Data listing
######

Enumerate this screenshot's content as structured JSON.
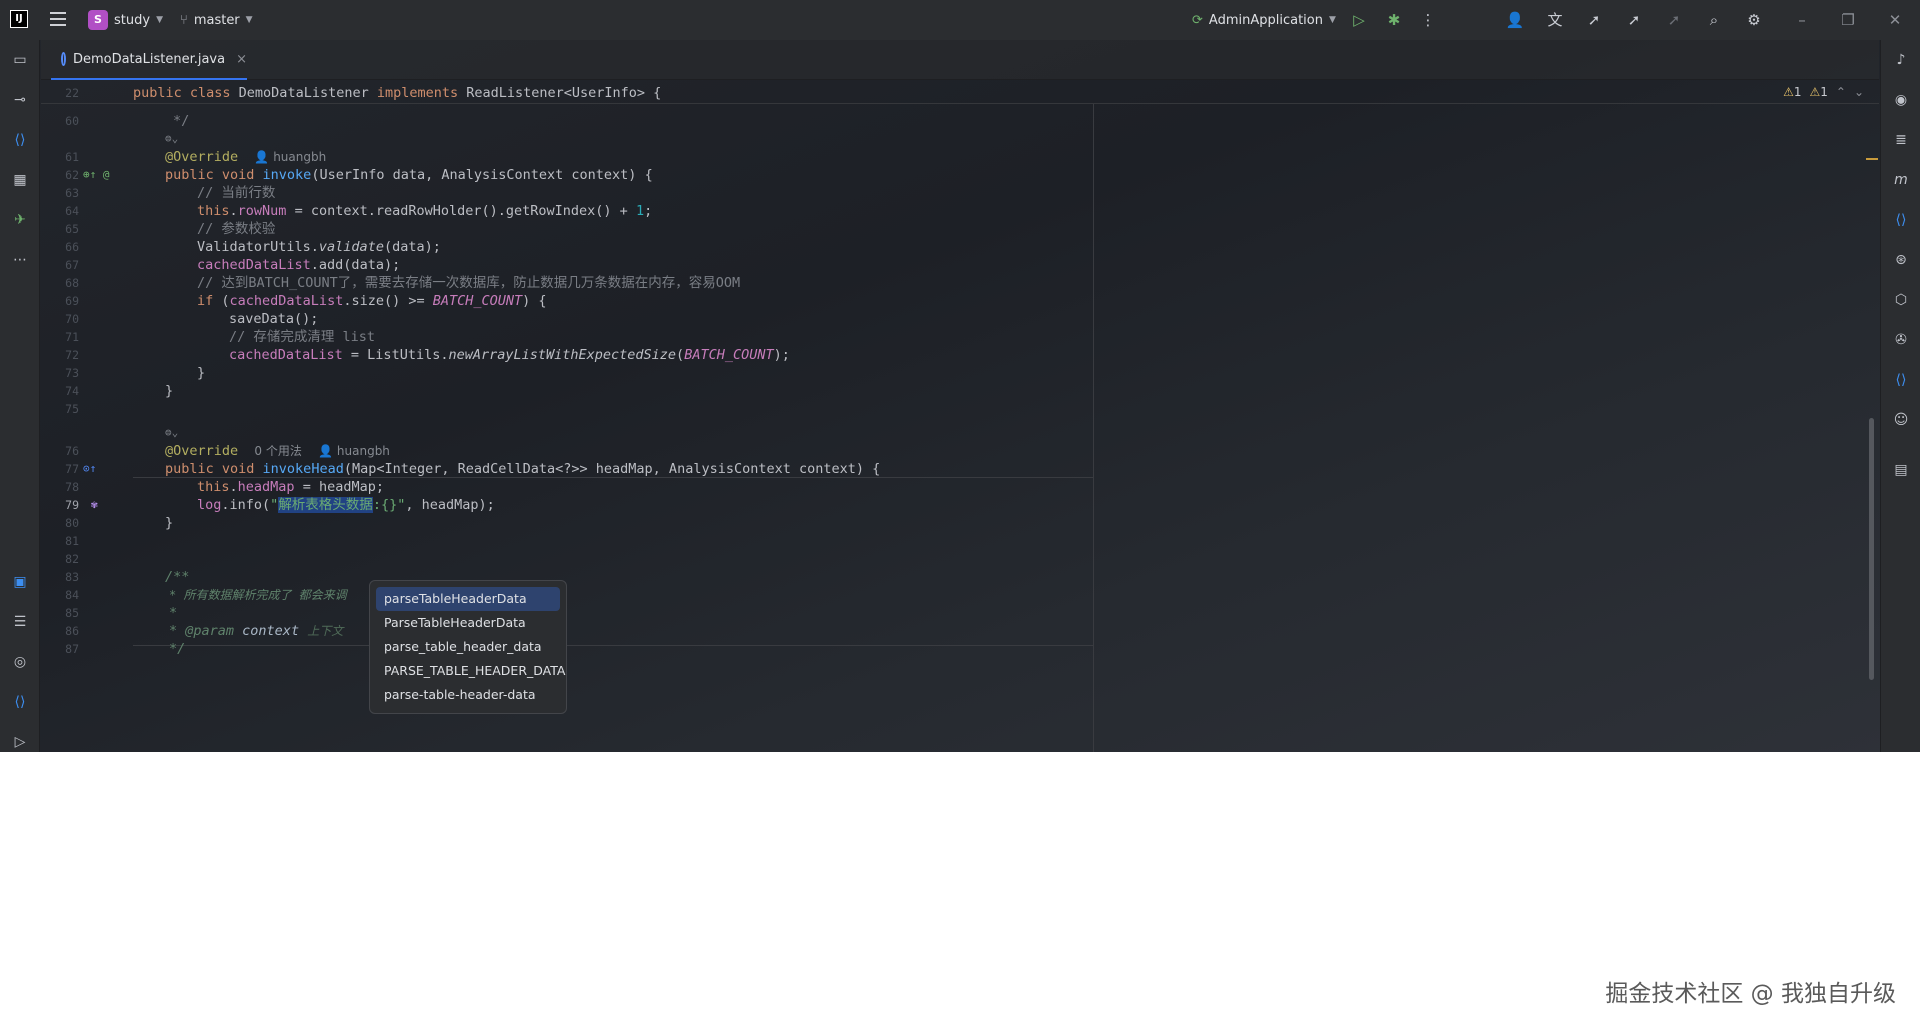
{
  "titlebar": {
    "project_badge": "S",
    "project_name": "study",
    "branch": "master",
    "run_config": "AdminApplication"
  },
  "tab": {
    "label": "DemoDataListener.java"
  },
  "inspections": {
    "warnings_1": "1",
    "warnings_2": "1"
  },
  "sticky": {
    "line_no": "22",
    "code": "public class DemoDataListener implements ReadListener<UserInfo> {"
  },
  "lines": {
    "l60": "60",
    "l61": "61",
    "l62": "62",
    "l63": "63",
    "l64": "64",
    "l65": "65",
    "l66": "66",
    "l67": "67",
    "l68": "68",
    "l69": "69",
    "l70": "70",
    "l71": "71",
    "l72": "72",
    "l73": "73",
    "l74": "74",
    "l75": "75",
    "l76": "76",
    "l77": "77",
    "l78": "78",
    "l79": "79",
    "l80": "80",
    "l81": "81",
    "l82": "82",
    "l83": "83",
    "l84": "84",
    "l85": "85",
    "l86": "86",
    "l87": "87"
  },
  "code": {
    "c60": "*/",
    "c61_ann": "@Override",
    "c61_author": "huangbh",
    "c63": "// 当前行数",
    "c65": "// 参数校验",
    "c68": "// 达到BATCH_COUNT了，需要去存储一次数据库，防止数据几万条数据在内存，容易OOM",
    "c71": "// 存储完成清理 list",
    "c76_ann": "@Override",
    "c76_usages": "0 个用法",
    "c76_author": "huangbh",
    "c79_str_sel": "解析表格头数据",
    "c79_str_rest": ":{}\"",
    "c83": "/**",
    "c84": "* 所有数据解析完成了 都会来调",
    "c85": "*",
    "c86_tag": "* @param",
    "c86_name": "context",
    "c86_desc": "上下文",
    "c87": "*/"
  },
  "popup": {
    "items": [
      "parseTableHeaderData",
      "ParseTableHeaderData",
      "parse_table_header_data",
      "PARSE_TABLE_HEADER_DATA",
      "parse-table-header-data"
    ]
  },
  "watermark": "掘金技术社区 @ 我独自升级"
}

######

*Request*
Every line of text is to be repeated exactly; pictures are left out.

*Exercise output*
Enumerate this screenshot's content as structured JSON.
{
  "titlebar": {
    "project_badge": "S",
    "project_name": "study",
    "branch": "master",
    "run_config": "AdminApplication"
  },
  "tab": {
    "label": "DemoDataListener.java"
  },
  "inspections": {
    "warnings_1": "1",
    "warnings_2": "1"
  },
  "sticky": {
    "line_no": "22",
    "code": "public class DemoDataListener implements ReadListener<UserInfo> {"
  },
  "lines": {
    "l60": "60",
    "l61": "61",
    "l62": "62",
    "l63": "63",
    "l64": "64",
    "l65": "65",
    "l66": "66",
    "l67": "67",
    "l68": "68",
    "l69": "69",
    "l70": "70",
    "l71": "71",
    "l72": "72",
    "l73": "73",
    "l74": "74",
    "l75": "75",
    "l76": "76",
    "l77": "77",
    "l78": "78",
    "l79": "79",
    "l80": "80",
    "l81": "81",
    "l82": "82",
    "l83": "83",
    "l84": "84",
    "l85": "85",
    "l86": "86",
    "l87": "87"
  },
  "code": {
    "c60": "*/",
    "c61_ann": "@Override",
    "c61_author": "huangbh",
    "c63": "// 当前行数",
    "c65": "// 参数校验",
    "c68": "// 达到BATCH_COUNT了，需要去存储一次数据库，防止数据几万条数据在内存，容易OOM",
    "c71": "// 存储完成清理 list",
    "c76_ann": "@Override",
    "c76_usages": "0 个用法",
    "c76_author": "huangbh",
    "c79_str_sel": "解析表格头数据",
    "c79_str_rest": ":{}\"",
    "c83": "/**",
    "c84": "* 所有数据解析完成了 都会来调",
    "c85": "*",
    "c86_tag": "* @param",
    "c86_name": "context",
    "c86_desc": "上下文",
    "c87": "*/"
  },
  "popup": {
    "items": [
      "parseTableHeaderData",
      "ParseTableHeaderData",
      "parse_table_header_data",
      "PARSE_TABLE_HEADER_DATA",
      "parse-table-header-data"
    ]
  },
  "watermark": "掘金技术社区 @ 我独自升级"
}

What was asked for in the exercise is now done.